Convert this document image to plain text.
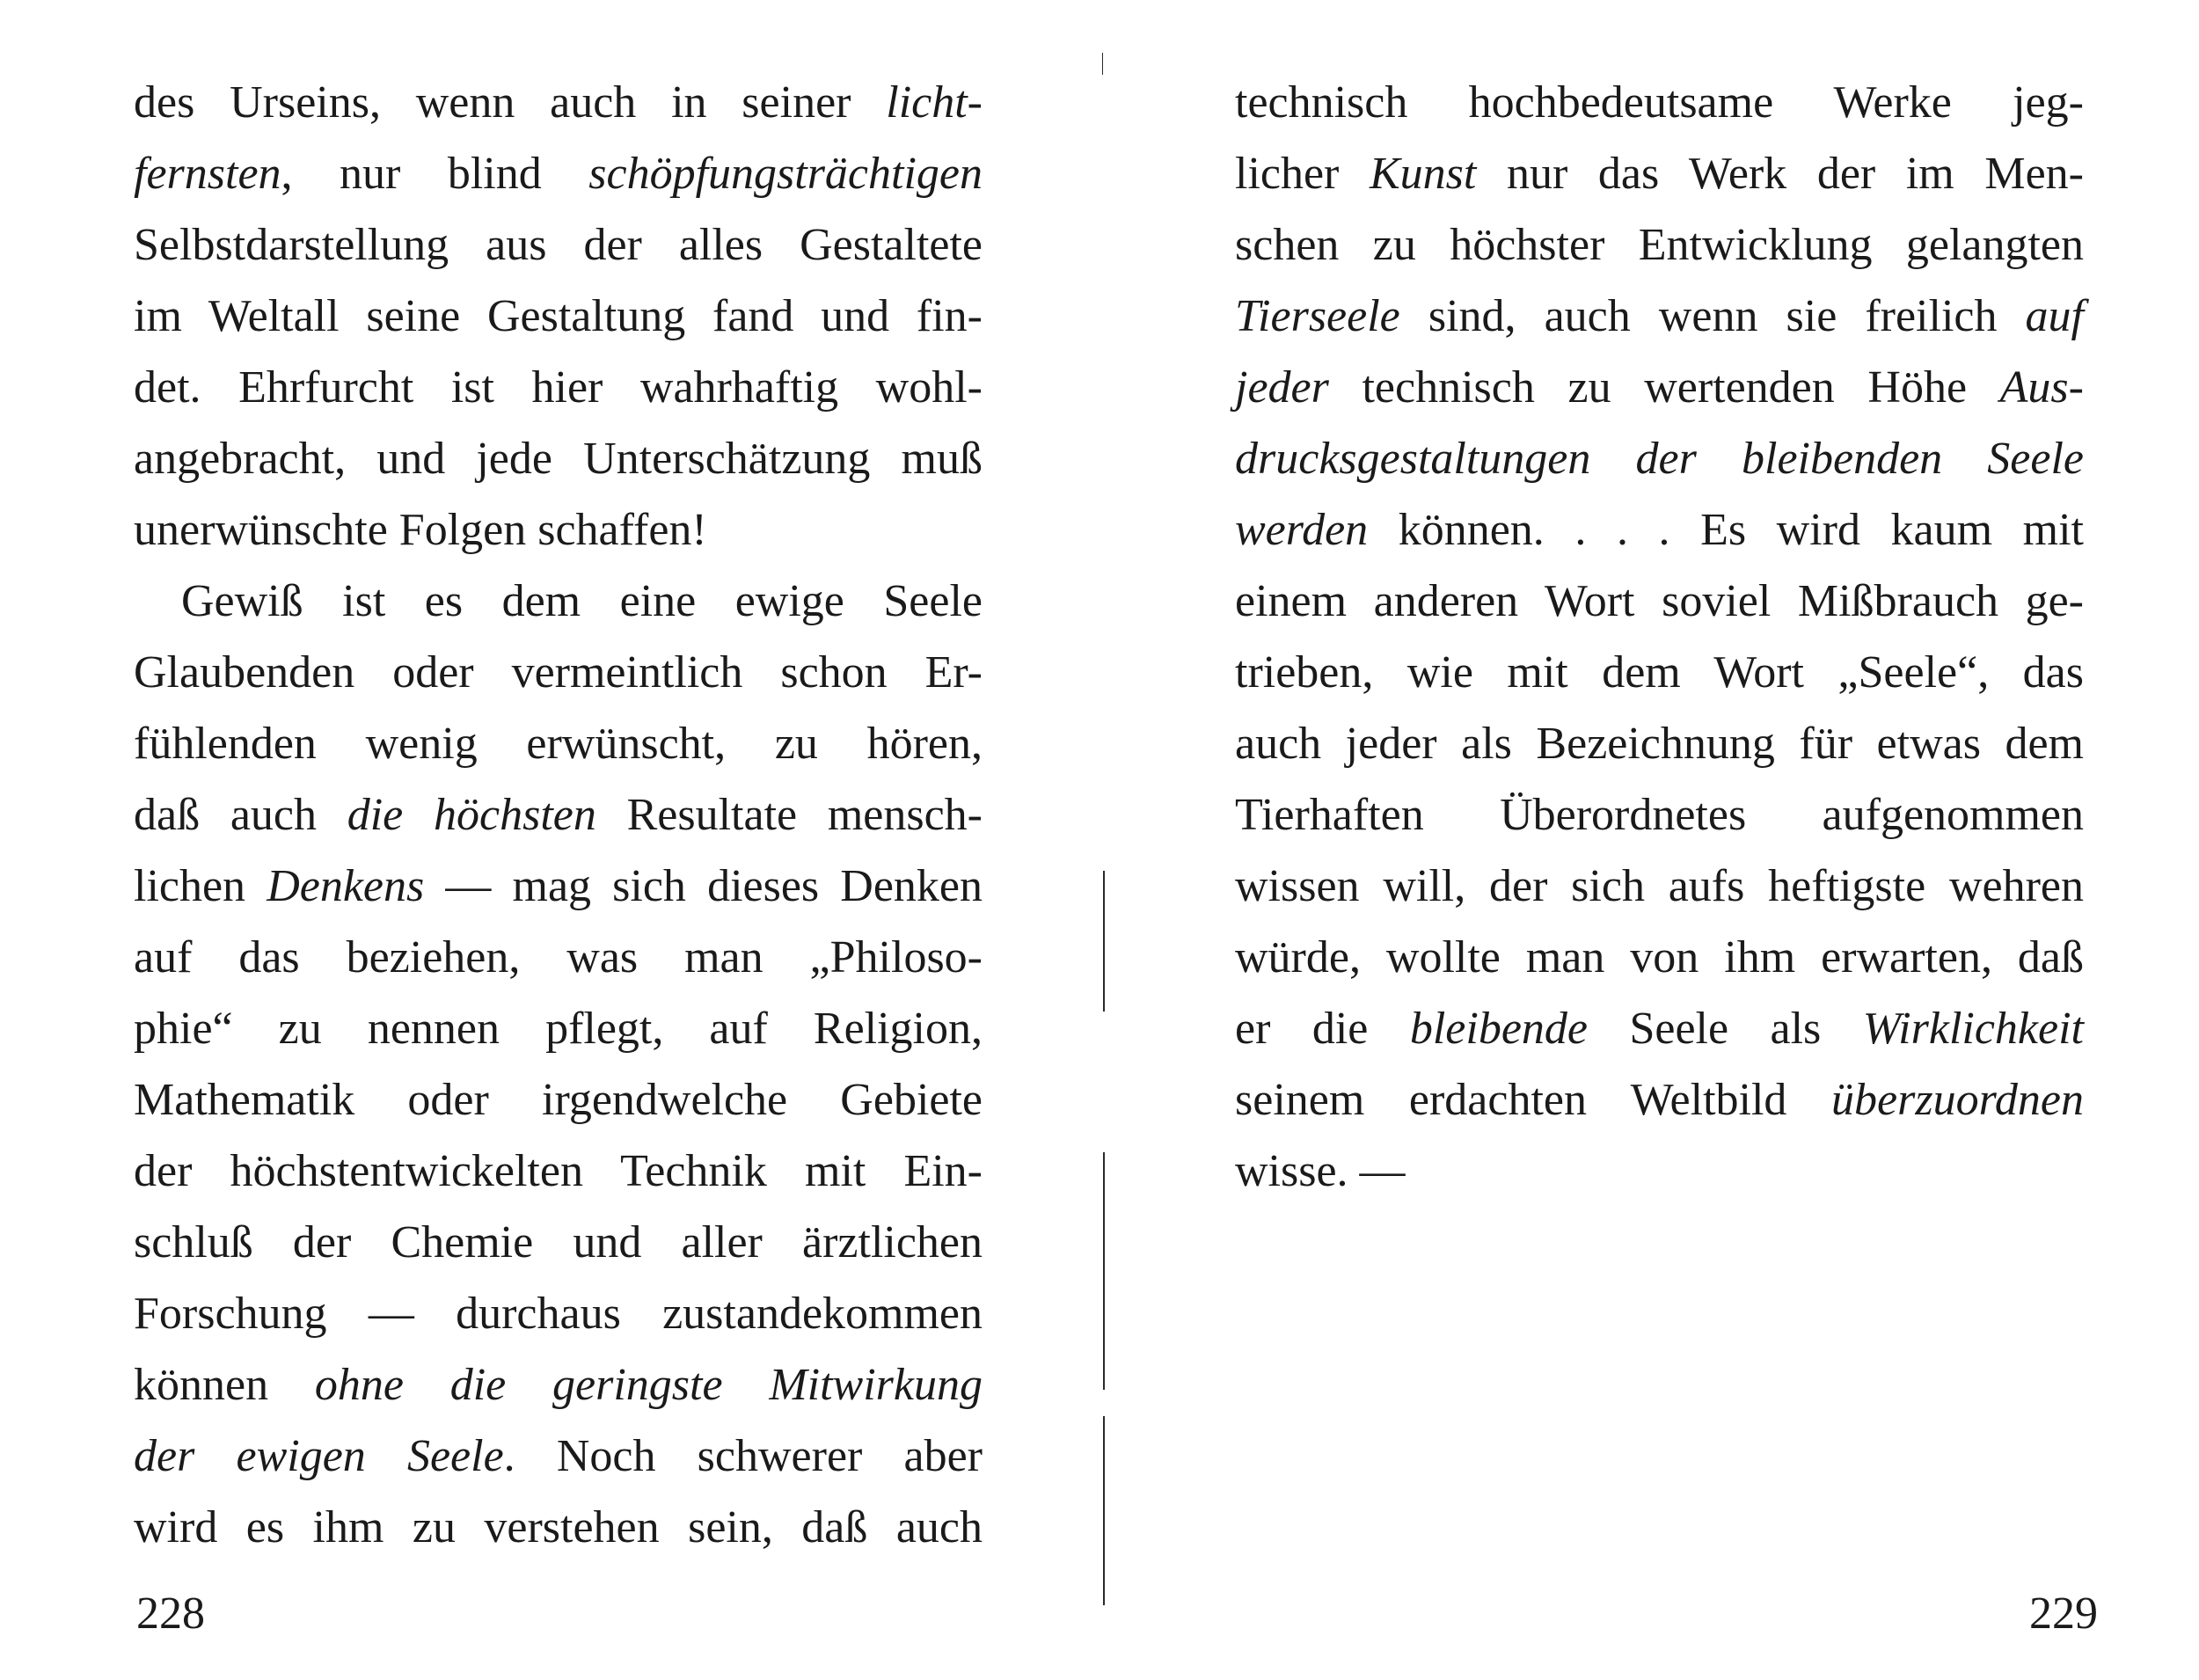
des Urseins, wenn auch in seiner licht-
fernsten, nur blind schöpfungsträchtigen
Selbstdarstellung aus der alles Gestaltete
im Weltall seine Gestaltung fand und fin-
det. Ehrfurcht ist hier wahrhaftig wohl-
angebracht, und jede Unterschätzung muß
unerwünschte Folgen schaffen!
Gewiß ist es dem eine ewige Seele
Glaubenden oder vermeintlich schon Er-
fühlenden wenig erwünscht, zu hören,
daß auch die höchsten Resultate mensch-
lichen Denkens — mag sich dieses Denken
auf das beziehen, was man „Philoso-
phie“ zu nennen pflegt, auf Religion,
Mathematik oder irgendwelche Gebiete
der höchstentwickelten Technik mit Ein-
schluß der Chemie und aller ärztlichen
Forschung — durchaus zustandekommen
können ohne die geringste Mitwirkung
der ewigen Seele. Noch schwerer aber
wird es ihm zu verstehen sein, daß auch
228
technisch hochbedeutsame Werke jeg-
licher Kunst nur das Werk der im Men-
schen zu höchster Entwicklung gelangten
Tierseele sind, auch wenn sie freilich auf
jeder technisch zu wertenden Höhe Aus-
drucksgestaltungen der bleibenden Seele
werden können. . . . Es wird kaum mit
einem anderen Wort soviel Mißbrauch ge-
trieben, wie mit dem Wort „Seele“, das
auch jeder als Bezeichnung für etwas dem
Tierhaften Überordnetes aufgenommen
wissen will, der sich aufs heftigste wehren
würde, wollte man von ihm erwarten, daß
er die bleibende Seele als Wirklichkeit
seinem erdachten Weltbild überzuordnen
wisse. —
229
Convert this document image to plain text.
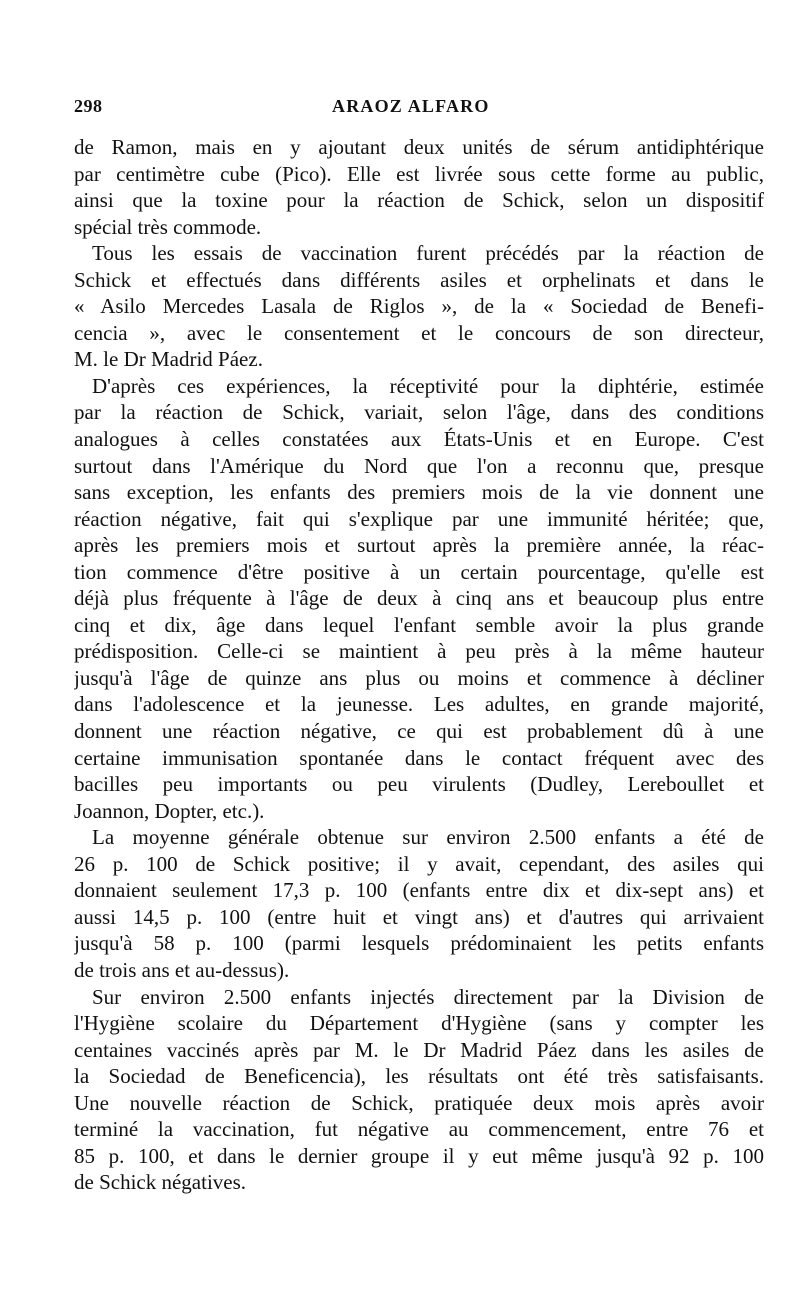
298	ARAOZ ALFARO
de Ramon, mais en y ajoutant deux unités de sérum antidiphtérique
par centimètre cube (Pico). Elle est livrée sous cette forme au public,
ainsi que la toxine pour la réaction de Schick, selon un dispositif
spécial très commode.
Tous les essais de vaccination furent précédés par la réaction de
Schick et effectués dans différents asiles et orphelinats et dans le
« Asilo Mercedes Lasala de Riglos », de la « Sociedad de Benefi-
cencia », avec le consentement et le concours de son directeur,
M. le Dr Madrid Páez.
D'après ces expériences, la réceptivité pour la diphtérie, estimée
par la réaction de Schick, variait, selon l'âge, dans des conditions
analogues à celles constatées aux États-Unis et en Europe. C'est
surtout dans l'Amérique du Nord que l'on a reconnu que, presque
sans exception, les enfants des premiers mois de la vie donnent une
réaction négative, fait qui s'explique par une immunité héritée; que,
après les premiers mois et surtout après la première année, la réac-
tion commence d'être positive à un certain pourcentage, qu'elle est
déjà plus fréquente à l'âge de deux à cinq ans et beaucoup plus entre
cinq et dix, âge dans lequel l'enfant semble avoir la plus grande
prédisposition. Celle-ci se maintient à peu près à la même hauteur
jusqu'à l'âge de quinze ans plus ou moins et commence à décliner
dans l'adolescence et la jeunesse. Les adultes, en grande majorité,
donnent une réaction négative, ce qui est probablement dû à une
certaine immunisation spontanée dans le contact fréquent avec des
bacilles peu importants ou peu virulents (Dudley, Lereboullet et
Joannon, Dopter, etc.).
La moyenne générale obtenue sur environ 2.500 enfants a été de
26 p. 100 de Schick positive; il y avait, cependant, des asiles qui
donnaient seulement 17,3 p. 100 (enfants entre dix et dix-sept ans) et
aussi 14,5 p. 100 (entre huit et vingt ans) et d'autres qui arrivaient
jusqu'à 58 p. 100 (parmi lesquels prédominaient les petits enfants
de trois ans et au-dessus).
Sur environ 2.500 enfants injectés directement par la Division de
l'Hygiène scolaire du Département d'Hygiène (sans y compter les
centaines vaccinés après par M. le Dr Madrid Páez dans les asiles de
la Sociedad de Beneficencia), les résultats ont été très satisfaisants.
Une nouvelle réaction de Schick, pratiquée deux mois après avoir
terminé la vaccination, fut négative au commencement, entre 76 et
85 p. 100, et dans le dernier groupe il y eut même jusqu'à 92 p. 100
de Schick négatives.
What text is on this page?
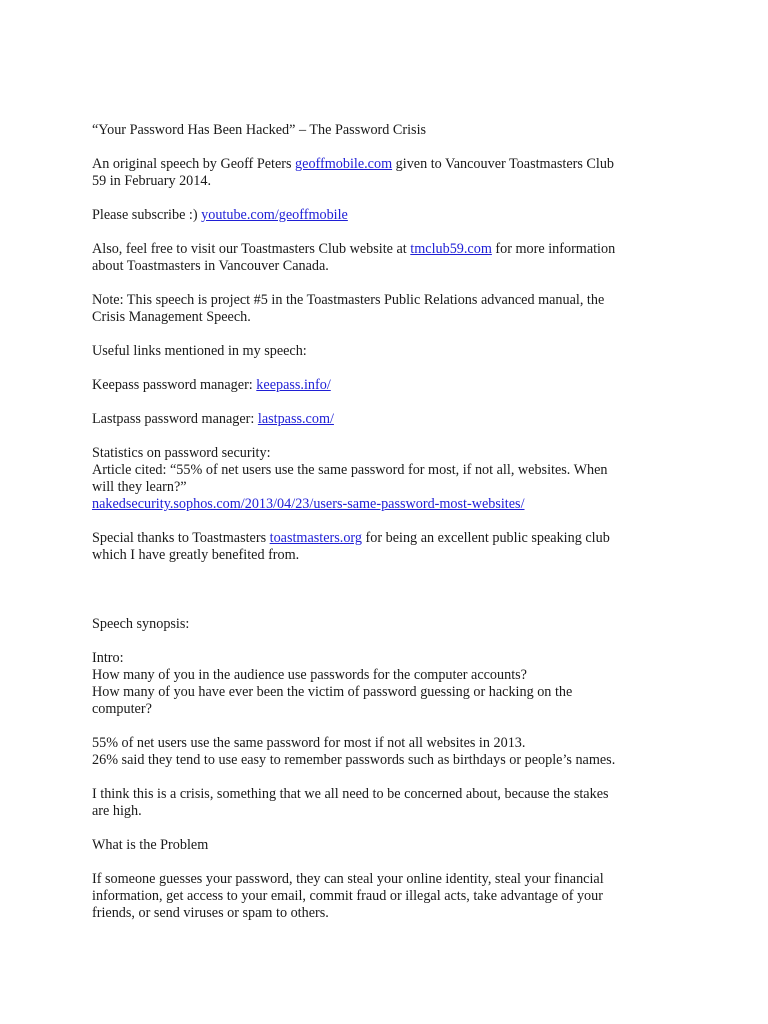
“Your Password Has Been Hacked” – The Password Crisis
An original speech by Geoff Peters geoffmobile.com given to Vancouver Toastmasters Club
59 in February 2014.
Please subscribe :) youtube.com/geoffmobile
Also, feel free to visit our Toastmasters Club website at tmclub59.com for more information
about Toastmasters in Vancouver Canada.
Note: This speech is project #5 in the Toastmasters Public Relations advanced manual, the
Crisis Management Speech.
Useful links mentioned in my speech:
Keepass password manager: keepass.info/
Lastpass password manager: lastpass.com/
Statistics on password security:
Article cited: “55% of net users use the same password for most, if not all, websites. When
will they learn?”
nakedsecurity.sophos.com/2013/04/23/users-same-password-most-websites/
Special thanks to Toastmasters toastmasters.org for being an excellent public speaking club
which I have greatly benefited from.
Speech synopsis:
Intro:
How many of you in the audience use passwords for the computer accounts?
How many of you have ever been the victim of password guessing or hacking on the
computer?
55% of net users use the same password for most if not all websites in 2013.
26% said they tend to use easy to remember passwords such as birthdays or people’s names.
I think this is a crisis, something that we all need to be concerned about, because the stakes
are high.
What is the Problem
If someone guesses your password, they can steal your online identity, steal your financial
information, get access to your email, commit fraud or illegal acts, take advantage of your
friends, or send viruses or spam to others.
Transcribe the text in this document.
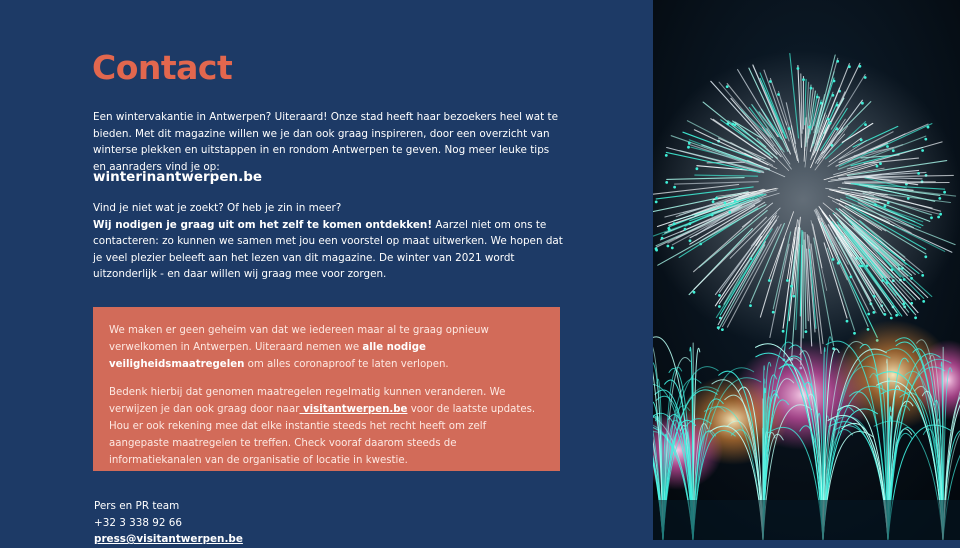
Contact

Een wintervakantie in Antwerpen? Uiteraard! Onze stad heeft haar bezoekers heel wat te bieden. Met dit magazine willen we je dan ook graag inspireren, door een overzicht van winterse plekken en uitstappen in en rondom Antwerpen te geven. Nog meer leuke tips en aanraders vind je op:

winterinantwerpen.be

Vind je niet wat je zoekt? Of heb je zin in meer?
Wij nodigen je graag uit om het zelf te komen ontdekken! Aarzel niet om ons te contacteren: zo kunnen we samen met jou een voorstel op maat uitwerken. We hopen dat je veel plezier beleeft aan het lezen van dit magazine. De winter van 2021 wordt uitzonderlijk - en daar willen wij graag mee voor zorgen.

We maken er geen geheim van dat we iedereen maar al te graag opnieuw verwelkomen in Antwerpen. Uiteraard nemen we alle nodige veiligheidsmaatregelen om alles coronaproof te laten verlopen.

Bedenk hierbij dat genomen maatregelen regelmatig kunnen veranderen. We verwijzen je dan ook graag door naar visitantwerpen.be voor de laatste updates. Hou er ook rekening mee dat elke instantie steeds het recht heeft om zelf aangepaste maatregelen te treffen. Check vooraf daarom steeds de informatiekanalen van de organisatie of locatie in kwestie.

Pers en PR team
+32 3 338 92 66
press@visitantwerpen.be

▶ [PROBLEM REQUIREMENTS] Tally the lines above that contain the word "alles", and reply with only the number.

▶ [ANSWER TO THIS PROBLEM] 2